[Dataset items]
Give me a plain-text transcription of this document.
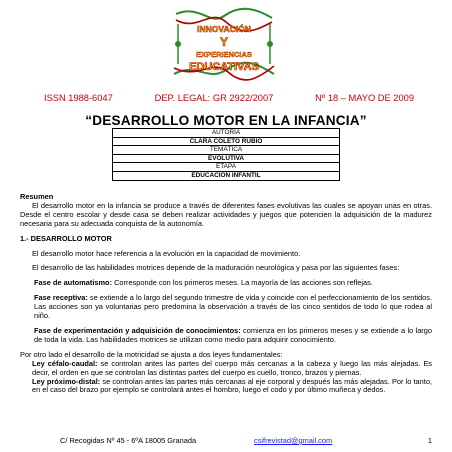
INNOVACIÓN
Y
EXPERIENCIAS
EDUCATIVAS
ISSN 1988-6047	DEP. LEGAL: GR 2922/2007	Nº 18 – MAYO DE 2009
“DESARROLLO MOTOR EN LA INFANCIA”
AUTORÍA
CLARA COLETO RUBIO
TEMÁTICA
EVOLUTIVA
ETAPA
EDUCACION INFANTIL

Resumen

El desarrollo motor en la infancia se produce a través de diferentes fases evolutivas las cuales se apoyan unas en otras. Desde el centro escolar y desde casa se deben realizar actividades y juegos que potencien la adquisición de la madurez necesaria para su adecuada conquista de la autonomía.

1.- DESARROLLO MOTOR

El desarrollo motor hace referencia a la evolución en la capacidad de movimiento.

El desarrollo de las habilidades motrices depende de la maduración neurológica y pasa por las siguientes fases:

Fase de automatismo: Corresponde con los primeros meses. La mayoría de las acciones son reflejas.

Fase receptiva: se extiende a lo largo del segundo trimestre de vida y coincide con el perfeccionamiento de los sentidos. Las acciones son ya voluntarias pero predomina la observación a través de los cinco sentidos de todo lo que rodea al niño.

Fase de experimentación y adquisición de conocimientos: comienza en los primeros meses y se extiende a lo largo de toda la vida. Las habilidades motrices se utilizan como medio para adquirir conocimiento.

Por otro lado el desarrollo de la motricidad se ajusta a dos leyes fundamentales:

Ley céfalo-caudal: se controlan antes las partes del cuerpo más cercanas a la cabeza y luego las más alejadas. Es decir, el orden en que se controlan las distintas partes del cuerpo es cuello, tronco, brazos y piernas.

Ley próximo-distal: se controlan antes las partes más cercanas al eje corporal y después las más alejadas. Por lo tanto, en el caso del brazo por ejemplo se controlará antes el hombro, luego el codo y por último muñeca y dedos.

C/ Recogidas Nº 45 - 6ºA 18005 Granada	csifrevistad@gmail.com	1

## Given exercise
Please transcribe the material above exactly as written. Leave the pictures out.

## Answer in full
Give me a plain-text transcription of this document.
INNOVACIÓN
Y
EXPERIENCIAS
EDUCATIVAS
ISSN 1988-6047	DEP. LEGAL: GR 2922/2007	Nº 18 – MAYO DE 2009
“DESARROLLO MOTOR EN LA INFANCIA”
AUTORÍA
CLARA COLETO RUBIO
TEMÁTICA
EVOLUTIVA
ETAPA
EDUCACION INFANTIL

Resumen

El desarrollo motor en la infancia se produce a través de diferentes fases evolutivas las cuales se apoyan unas en otras. Desde el centro escolar y desde casa se deben realizar actividades y juegos que potencien la adquisición de la madurez necesaria para su adecuada conquista de la autonomía.

1.- DESARROLLO MOTOR

El desarrollo motor hace referencia a la evolución en la capacidad de movimiento.

El desarrollo de las habilidades motrices depende de la maduración neurológica y pasa por las siguientes fases:

Fase de automatismo: Corresponde con los primeros meses. La mayoría de las acciones son reflejas.

Fase receptiva: se extiende a lo largo del segundo trimestre de vida y coincide con el perfeccionamiento de los sentidos. Las acciones son ya voluntarias pero predomina la observación a través de los cinco sentidos de todo lo que rodea al niño.

Fase de experimentación y adquisición de conocimientos: comienza en los primeros meses y se extiende a lo largo de toda la vida. Las habilidades motrices se utilizan como medio para adquirir conocimiento.

Por otro lado el desarrollo de la motricidad se ajusta a dos leyes fundamentales:

Ley céfalo-caudal: se controlan antes las partes del cuerpo más cercanas a la cabeza y luego las más alejadas. Es decir, el orden en que se controlan las distintas partes del cuerpo es cuello, tronco, brazos y piernas.

Ley próximo-distal: se controlan antes las partes más cercanas al eje corporal y después las más alejadas. Por lo tanto, en el caso del brazo por ejemplo se controlará antes el hombro, luego el codo y por último muñeca y dedos.

C/ Recogidas Nº 45 - 6ºA 18005 Granada	csifrevistad@gmail.com	1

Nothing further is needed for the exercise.